#### Aim of the exercise:
How many lines in these records hold the string "Output"? State only that number.

Dataset listings of figures
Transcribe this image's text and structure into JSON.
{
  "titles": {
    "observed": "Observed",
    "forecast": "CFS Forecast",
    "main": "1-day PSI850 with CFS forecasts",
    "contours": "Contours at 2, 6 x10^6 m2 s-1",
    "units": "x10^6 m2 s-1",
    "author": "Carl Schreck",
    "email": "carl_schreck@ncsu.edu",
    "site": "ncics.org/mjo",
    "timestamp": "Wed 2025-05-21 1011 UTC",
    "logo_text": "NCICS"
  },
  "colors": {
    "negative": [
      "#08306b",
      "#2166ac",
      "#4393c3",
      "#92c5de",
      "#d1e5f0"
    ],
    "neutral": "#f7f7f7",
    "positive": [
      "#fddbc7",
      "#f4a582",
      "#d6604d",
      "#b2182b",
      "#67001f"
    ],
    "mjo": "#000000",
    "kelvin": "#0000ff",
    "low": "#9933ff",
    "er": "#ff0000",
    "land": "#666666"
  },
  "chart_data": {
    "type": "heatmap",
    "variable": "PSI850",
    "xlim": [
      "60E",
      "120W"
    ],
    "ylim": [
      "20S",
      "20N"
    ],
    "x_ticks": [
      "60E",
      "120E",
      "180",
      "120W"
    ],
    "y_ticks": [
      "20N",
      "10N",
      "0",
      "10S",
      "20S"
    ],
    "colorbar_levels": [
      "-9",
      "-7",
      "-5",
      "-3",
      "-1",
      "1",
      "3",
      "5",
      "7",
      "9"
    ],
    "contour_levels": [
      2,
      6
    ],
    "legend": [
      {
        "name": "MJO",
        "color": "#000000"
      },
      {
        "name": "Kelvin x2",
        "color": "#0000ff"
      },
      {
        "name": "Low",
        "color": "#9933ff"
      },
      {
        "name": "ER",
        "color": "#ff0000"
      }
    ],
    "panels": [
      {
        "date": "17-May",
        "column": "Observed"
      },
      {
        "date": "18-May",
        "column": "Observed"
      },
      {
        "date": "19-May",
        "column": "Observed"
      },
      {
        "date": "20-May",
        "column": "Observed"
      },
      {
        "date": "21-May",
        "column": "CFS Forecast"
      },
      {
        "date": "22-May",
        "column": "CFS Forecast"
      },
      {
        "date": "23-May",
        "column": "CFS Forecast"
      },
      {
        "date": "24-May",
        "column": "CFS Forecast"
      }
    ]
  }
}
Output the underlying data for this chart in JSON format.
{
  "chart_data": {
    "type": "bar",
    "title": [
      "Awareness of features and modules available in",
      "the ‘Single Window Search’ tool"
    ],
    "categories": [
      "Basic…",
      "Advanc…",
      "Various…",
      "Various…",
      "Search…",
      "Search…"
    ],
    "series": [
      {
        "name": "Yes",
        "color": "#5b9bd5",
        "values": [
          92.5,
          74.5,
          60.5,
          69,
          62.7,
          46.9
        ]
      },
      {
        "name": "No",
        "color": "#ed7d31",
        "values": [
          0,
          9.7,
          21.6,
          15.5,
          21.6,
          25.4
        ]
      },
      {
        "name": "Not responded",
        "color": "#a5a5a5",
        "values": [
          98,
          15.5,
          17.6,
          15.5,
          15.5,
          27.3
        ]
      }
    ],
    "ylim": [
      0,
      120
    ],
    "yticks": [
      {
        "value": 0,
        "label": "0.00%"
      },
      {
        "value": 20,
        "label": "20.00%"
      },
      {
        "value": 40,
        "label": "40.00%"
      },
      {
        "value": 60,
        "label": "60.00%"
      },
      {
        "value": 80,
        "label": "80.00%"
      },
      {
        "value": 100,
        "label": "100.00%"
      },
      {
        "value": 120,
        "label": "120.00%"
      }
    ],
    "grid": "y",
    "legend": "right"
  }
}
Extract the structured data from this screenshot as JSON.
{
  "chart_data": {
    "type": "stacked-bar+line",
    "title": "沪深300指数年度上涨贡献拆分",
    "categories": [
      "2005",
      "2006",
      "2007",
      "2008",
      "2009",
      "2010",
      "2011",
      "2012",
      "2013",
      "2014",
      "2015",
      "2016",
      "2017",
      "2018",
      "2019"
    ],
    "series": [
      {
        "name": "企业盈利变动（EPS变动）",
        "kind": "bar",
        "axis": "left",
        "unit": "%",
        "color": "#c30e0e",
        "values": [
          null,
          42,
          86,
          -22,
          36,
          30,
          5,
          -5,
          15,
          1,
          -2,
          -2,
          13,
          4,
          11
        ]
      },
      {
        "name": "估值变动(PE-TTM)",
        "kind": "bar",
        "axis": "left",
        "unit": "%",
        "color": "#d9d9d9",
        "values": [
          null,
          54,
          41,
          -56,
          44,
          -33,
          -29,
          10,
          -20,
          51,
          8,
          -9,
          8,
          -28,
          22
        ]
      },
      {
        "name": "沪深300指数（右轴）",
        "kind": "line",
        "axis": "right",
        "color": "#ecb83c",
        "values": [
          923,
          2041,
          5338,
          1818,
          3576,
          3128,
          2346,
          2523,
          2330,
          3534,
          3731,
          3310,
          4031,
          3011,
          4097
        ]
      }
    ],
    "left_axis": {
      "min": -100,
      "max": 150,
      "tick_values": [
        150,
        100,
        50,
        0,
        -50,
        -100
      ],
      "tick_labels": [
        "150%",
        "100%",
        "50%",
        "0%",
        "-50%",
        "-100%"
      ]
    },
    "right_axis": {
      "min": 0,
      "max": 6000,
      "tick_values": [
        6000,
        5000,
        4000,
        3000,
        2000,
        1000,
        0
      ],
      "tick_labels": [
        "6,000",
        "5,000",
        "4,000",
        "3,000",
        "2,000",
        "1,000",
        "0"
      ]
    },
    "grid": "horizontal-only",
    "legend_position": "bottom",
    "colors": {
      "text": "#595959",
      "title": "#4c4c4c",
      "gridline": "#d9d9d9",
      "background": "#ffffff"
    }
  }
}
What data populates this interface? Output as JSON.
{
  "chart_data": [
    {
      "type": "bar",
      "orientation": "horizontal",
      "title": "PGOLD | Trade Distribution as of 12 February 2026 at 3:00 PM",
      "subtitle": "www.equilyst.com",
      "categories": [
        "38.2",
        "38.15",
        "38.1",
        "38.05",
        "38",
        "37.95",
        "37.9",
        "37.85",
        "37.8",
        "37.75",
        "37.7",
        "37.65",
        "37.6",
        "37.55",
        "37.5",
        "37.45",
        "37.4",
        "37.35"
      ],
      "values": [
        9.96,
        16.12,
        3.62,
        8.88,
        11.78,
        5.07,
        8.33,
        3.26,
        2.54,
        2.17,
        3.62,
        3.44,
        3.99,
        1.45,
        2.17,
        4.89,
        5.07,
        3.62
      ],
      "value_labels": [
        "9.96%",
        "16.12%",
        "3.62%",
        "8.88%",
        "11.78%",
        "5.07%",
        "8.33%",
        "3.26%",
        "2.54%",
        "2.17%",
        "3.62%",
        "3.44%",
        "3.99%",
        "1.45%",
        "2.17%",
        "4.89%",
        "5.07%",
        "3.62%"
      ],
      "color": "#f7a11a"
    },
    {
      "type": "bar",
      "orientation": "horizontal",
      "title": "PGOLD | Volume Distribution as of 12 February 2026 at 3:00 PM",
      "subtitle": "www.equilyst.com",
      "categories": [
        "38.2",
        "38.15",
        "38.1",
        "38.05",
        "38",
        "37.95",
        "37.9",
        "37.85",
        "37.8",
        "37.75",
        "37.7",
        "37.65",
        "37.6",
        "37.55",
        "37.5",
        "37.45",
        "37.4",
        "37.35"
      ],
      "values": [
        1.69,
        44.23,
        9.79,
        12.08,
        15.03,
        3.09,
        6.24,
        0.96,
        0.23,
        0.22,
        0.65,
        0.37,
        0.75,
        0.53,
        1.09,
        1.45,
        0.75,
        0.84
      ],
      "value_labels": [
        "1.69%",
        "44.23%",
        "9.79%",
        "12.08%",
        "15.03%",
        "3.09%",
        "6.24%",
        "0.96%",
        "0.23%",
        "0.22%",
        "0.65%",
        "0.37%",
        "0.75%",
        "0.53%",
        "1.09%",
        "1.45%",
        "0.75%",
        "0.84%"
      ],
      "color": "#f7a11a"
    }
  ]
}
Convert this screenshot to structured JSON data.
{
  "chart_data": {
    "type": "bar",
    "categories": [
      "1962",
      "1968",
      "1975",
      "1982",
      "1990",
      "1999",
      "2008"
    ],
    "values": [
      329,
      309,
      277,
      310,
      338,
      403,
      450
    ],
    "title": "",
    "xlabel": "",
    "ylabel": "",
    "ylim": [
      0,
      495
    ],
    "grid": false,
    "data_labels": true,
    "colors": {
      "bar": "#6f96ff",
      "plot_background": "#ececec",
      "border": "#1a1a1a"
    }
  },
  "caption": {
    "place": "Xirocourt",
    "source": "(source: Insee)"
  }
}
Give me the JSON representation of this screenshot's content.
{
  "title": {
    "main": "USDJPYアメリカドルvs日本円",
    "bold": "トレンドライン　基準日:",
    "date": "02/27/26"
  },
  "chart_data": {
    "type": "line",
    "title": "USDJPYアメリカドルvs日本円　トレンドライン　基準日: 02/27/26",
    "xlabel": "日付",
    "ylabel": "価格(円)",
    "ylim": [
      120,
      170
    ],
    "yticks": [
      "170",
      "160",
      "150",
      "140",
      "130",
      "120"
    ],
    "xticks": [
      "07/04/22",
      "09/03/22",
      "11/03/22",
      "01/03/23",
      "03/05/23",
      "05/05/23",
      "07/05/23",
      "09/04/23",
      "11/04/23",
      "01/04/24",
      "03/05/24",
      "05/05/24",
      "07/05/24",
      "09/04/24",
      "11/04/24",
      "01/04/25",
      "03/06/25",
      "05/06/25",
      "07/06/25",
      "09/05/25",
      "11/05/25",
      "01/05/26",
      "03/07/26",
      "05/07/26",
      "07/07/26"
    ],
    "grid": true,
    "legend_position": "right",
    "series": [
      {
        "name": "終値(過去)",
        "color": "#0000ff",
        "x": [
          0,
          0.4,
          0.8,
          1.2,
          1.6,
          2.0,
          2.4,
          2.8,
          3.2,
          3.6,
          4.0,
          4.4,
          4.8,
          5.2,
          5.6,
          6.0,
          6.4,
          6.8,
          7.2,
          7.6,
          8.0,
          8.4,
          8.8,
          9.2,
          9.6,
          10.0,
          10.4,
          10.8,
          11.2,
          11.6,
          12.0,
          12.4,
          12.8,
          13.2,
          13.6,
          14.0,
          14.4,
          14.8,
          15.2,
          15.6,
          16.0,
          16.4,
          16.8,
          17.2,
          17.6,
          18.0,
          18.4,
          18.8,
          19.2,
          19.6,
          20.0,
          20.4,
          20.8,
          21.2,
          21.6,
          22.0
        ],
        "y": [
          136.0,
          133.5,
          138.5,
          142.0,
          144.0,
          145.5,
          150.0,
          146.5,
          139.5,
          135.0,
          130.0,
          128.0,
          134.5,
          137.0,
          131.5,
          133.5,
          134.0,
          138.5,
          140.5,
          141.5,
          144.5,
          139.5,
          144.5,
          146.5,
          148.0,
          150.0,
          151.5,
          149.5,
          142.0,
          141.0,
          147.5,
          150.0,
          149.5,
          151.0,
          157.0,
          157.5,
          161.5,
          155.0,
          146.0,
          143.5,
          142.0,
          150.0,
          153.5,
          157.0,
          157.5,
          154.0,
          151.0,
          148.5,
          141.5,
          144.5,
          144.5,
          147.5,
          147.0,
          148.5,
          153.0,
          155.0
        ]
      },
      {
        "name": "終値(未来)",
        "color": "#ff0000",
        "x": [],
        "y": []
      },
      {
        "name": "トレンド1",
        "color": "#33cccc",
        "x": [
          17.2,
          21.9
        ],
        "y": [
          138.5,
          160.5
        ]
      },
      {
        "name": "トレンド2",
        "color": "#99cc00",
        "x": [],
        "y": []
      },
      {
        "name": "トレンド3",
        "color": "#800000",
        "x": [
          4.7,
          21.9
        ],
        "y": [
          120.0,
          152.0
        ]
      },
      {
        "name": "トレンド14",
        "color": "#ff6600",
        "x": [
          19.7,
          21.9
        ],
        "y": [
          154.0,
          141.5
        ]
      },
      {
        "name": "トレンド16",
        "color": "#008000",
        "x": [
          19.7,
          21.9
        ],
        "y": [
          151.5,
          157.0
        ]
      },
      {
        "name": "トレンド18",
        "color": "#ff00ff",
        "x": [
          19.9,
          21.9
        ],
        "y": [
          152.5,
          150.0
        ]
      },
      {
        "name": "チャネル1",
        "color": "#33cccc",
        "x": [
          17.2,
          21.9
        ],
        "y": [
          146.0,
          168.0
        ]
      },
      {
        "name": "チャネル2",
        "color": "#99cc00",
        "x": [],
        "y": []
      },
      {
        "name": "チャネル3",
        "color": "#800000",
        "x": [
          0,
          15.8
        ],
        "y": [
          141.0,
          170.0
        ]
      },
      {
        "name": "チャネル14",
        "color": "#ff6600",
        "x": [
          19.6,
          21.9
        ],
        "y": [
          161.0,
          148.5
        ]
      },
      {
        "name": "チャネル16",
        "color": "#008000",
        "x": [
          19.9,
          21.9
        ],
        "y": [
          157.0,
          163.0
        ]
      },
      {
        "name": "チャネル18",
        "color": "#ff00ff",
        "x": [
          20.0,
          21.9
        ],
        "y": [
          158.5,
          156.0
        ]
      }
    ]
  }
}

#### Completed task:
2